PROBLEM STATEMENT
In the entries below, count every line containing "páginas". Reply with the number alone.

EXERCISE MATERIALS
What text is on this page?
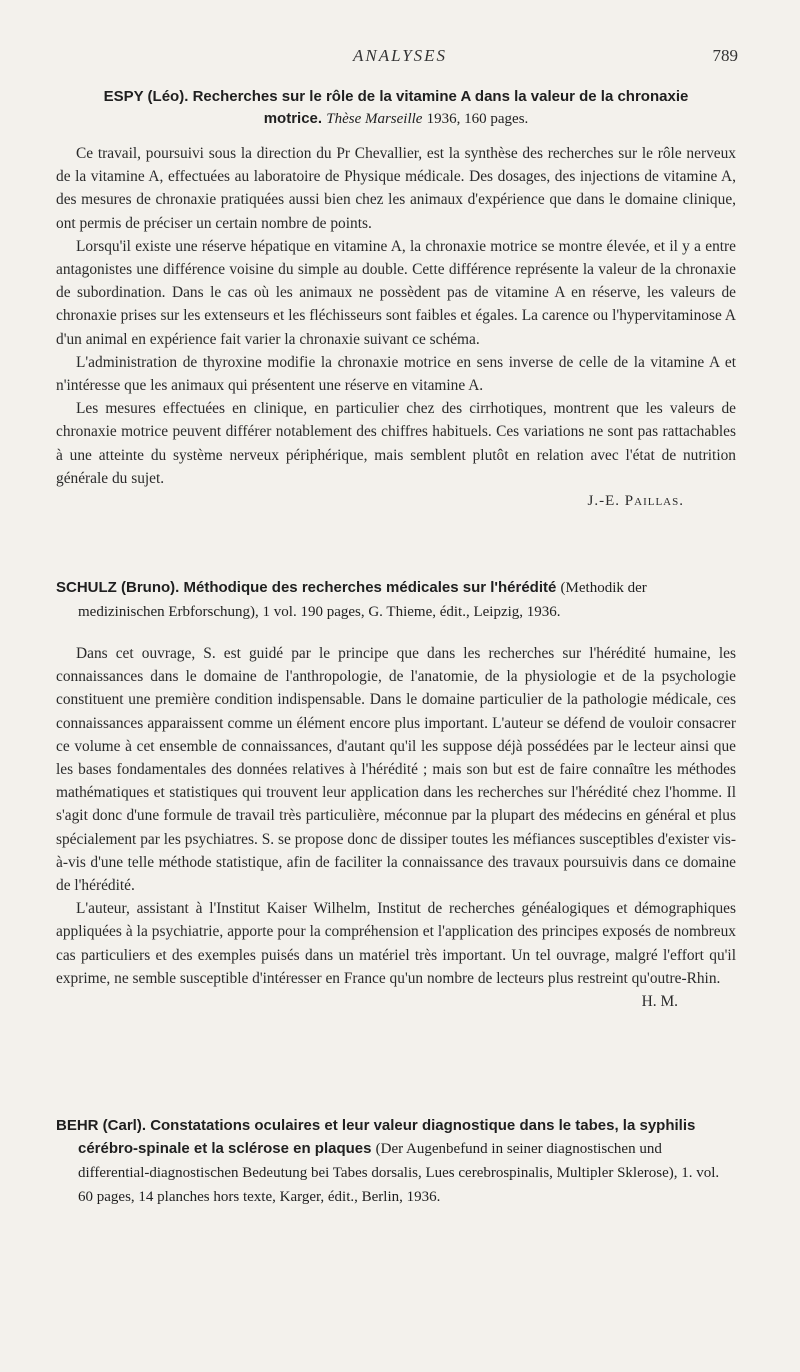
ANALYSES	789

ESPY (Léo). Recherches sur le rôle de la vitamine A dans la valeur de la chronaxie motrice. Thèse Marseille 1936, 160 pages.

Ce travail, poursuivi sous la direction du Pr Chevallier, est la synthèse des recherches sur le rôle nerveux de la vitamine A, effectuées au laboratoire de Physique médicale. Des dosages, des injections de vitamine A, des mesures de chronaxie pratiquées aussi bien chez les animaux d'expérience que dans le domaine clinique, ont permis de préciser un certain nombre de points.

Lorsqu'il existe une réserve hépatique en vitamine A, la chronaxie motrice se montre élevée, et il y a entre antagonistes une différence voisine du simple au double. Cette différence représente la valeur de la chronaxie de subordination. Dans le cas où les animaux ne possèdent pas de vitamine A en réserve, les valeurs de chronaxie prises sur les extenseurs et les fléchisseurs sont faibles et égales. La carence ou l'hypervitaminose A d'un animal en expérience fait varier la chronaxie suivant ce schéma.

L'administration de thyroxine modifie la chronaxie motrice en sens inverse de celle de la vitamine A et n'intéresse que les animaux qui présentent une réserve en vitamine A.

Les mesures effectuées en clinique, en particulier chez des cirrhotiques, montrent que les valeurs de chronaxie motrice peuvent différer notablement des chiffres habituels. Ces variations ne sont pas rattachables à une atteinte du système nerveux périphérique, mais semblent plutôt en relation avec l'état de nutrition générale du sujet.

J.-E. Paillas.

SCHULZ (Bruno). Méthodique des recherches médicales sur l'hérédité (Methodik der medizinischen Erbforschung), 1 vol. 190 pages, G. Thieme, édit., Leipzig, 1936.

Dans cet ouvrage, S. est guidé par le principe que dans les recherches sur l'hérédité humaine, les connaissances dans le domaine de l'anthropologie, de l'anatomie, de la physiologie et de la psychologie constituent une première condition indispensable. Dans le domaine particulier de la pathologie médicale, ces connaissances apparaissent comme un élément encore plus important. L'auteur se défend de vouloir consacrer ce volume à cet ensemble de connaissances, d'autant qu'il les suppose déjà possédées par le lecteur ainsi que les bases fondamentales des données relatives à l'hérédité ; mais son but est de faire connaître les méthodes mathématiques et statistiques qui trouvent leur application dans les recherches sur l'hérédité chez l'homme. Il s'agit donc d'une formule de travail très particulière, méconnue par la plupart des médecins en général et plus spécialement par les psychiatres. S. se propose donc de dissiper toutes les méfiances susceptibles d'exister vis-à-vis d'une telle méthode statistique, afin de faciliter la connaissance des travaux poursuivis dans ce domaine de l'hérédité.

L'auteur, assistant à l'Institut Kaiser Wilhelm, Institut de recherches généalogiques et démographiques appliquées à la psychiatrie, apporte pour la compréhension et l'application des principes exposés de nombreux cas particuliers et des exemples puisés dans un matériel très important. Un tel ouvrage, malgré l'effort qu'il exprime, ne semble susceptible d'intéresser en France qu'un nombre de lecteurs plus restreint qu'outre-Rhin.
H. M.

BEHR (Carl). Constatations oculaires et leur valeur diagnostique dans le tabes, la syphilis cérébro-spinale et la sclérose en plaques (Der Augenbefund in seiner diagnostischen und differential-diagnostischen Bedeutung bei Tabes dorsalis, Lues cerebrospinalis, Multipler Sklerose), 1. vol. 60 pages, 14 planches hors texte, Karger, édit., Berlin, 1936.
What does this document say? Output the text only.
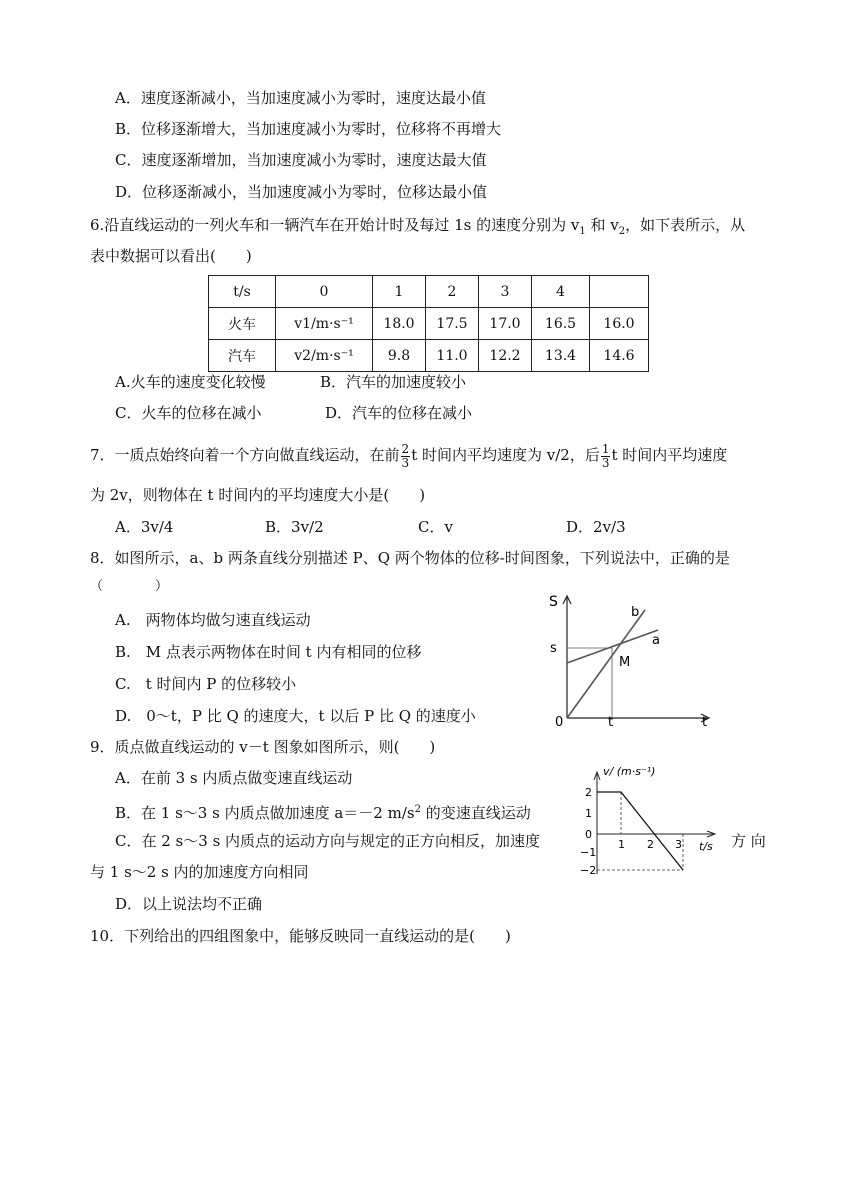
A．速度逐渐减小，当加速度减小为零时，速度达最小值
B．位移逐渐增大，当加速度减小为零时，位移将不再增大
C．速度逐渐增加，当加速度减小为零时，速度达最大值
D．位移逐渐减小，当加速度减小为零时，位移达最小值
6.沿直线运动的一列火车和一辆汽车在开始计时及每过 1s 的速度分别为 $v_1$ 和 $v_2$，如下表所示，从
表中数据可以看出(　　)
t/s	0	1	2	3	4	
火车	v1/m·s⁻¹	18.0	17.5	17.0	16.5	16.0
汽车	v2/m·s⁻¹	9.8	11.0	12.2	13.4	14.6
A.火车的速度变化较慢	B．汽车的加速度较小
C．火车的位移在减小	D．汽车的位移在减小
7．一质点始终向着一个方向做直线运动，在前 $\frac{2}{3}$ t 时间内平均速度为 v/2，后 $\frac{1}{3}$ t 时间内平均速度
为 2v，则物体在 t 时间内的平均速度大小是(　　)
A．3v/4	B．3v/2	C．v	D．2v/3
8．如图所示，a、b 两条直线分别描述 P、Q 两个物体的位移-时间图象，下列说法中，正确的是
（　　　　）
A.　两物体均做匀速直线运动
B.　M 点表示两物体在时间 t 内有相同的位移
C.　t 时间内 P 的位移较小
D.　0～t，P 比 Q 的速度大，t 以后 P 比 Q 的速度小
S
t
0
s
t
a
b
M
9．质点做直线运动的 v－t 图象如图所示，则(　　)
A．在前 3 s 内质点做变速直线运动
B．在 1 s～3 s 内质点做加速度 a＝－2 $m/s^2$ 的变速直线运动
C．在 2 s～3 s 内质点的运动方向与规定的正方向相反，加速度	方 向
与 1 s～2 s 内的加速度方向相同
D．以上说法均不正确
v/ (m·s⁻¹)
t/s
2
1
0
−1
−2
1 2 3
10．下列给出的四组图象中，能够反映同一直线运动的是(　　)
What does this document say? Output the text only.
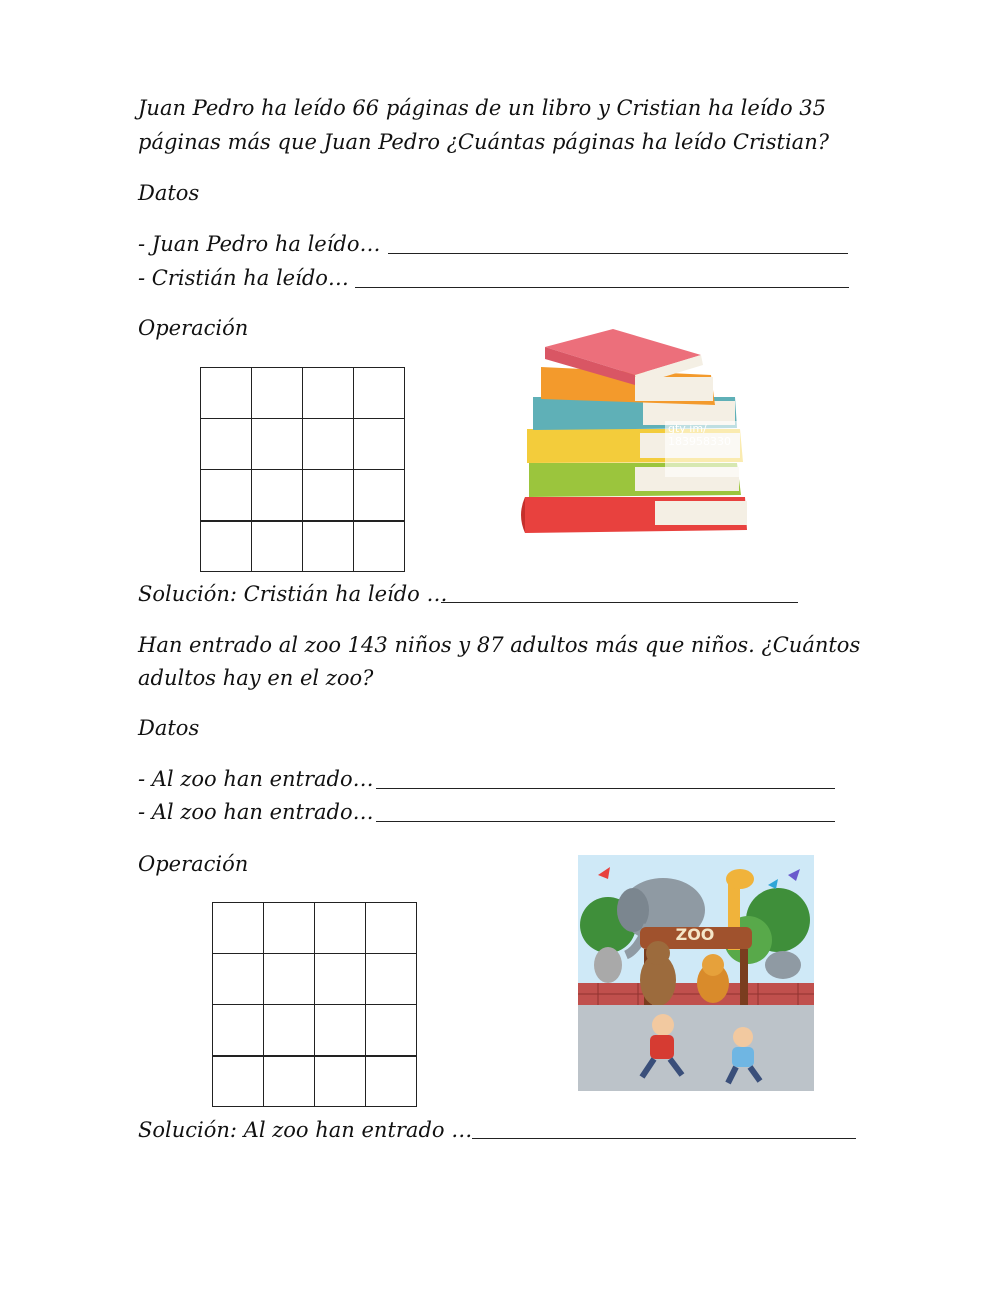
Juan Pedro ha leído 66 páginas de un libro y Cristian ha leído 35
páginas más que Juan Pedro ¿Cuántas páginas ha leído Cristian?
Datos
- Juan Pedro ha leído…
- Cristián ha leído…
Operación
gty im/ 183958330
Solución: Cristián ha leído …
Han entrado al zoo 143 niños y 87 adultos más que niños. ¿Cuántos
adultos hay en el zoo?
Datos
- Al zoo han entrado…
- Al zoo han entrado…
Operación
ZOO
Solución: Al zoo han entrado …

EXERCISE RESULT
2